Your task
Copy out each line of the data holding "gözle".

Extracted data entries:
══════════════════════════════
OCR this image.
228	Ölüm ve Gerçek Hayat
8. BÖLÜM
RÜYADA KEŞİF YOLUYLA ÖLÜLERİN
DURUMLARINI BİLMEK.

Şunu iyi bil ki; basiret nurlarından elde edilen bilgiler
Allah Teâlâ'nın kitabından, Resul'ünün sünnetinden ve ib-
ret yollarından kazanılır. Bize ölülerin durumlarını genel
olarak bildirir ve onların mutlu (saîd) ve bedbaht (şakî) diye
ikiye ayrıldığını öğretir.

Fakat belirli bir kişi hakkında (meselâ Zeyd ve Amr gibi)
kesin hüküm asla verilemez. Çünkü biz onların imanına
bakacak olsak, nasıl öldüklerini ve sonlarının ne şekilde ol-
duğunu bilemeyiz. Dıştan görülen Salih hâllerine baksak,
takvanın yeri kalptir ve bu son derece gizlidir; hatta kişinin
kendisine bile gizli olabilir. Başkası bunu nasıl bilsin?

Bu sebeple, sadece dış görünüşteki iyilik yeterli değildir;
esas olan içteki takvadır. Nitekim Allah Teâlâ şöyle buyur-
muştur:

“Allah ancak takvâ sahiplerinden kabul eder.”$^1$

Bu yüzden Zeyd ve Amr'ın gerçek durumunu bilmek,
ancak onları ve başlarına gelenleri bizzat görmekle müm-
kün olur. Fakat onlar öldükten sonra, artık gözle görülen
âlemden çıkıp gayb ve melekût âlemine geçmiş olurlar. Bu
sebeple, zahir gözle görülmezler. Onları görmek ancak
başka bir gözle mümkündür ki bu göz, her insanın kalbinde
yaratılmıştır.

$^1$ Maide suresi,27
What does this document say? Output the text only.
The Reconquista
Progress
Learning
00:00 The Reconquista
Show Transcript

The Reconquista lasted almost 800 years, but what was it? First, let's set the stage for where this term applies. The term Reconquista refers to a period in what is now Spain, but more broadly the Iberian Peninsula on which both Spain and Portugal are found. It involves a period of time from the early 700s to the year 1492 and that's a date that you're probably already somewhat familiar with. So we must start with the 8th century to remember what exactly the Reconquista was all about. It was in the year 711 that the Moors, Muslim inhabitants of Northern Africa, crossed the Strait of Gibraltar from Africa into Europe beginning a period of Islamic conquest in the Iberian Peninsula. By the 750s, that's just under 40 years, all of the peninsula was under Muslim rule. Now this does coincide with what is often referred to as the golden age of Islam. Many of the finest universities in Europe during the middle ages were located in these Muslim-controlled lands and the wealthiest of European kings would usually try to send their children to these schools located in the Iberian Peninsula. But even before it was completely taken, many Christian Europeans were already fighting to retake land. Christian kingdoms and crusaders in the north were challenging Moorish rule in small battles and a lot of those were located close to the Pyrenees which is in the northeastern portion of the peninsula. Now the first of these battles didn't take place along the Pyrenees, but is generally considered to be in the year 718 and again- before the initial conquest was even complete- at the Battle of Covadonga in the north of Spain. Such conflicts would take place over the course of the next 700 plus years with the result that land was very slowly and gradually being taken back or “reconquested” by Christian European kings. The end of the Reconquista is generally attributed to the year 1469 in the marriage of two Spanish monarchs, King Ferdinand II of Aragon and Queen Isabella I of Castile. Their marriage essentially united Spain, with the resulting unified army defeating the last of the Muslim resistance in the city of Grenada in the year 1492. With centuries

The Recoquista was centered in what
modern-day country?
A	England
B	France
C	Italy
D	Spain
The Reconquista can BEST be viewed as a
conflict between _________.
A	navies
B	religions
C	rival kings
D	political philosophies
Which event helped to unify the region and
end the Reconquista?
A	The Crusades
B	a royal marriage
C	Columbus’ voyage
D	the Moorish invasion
══════════════════════════════
Exercise output
kün olur. Fakat onlar öldükten sonra, artık gözle görülen
sebeple, zahir gözle görülmezler. Onları görmek ancak
başka bir gözle mümkündür ki bu göz, her insanın kalbinde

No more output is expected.